#### Supplied data

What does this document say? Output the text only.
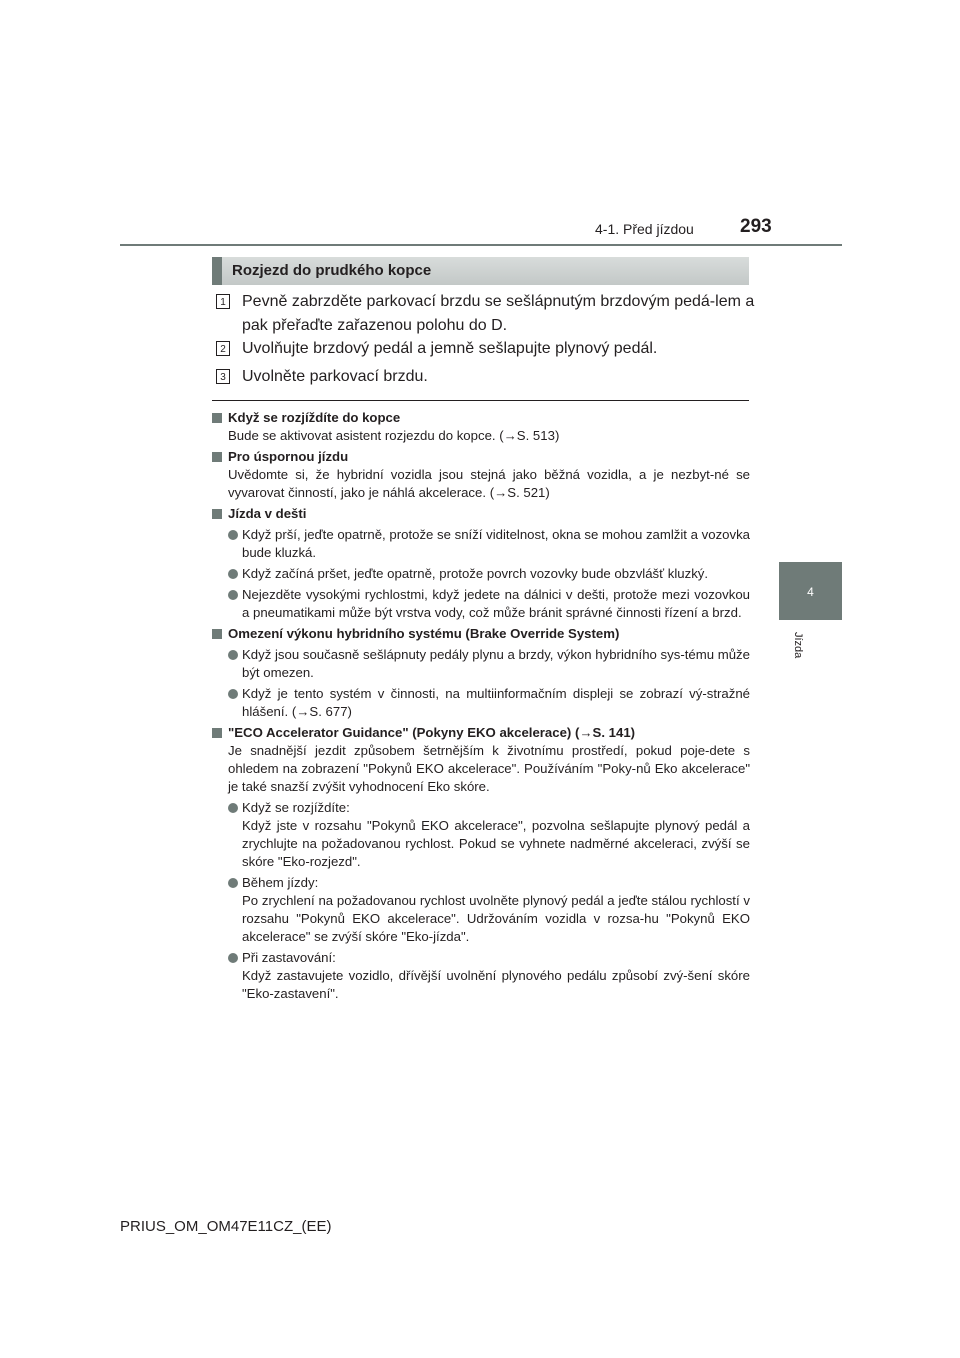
4-1. Před jízdou 293
4
Jízda
Rozjezd do prudkého kopce
1 Pevně zabrzděte parkovací brzdu se sešlápnutým brzdovým pedá-lem a pak přeřaďte zařazenou polohu do D.
2 Uvolňujte brzdový pedál a jemně sešlapujte plynový pedál.
3 Uvolněte parkovací brzdu.
Když se rozjíždíte do kopce
Bude se aktivovat asistent rozjezdu do kopce. (→S. 513)
Pro úspornou jízdu
Uvědomte si, že hybridní vozidla jsou stejná jako běžná vozidla, a je nezbyt-né se vyvarovat činností, jako je náhlá akcelerace. (→S. 521)
Jízda v dešti
Když prší, jeďte opatrně, protože se sníží viditelnost, okna se mohou zamlžit a vozovka bude kluzká.
Když začíná pršet, jeďte opatrně, protože povrch vozovky bude obzvlášť kluzký.
Nejezděte vysokými rychlostmi, když jedete na dálnici v dešti, protože mezi vozovkou a pneumatikami může být vrstva vody, což může bránit správné činnosti řízení a brzd.
Omezení výkonu hybridního systému (Brake Override System)
Když jsou současně sešlápnuty pedály plynu a brzdy, výkon hybridního sys-tému může být omezen.
Když je tento systém v činnosti, na multiinformačním displeji se zobrazí vý-stražné hlášení. (→S. 677)
"ECO Accelerator Guidance" (Pokyny EKO akcelerace) (→S. 141)
Je snadnější jezdit způsobem šetrnějším k životnímu prostředí, pokud poje-dete s ohledem na zobrazení "Pokynů EKO akcelerace". Používáním "Poky-nů Eko akcelerace" je také snazší zvýšit vyhodnocení Eko skóre.
Když se rozjíždíte:
Když jste v rozsahu "Pokynů EKO akcelerace", pozvolna sešlapujte plynový pedál a zrychlujte na požadovanou rychlost. Pokud se vyhnete nadměrné akceleraci, zvýší se skóre "Eko-rozjezd".
Během jízdy:
Po zrychlení na požadovanou rychlost uvolněte plynový pedál a jeďte stálou rychlostí v rozsahu "Pokynů EKO akcelerace". Udržováním vozidla v rozsa-hu "Pokynů EKO akcelerace" se zvýší skóre "Eko-jízda".
Při zastavování:
Když zastavujete vozidlo, dřívější uvolnění plynového pedálu způsobí zvý-šení skóre "Eko-zastavení".
PRIUS_OM_OM47E11CZ_(EE)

########

◆ What is being asked
Check every line of the data above for the string "činnosti", and copy those that have it.

◆ Answer to this problem
Nejezděte vysokými rychlostmi, když jedete na dálnici v dešti, protože mezi vozovkou a pneumatikami může být vrstva vody, což může bránit správné činnosti řízení a brzd.
Když je tento systém v činnosti, na multiinformačním displeji se zobrazí vý-stražné hlášení. (→S. 677)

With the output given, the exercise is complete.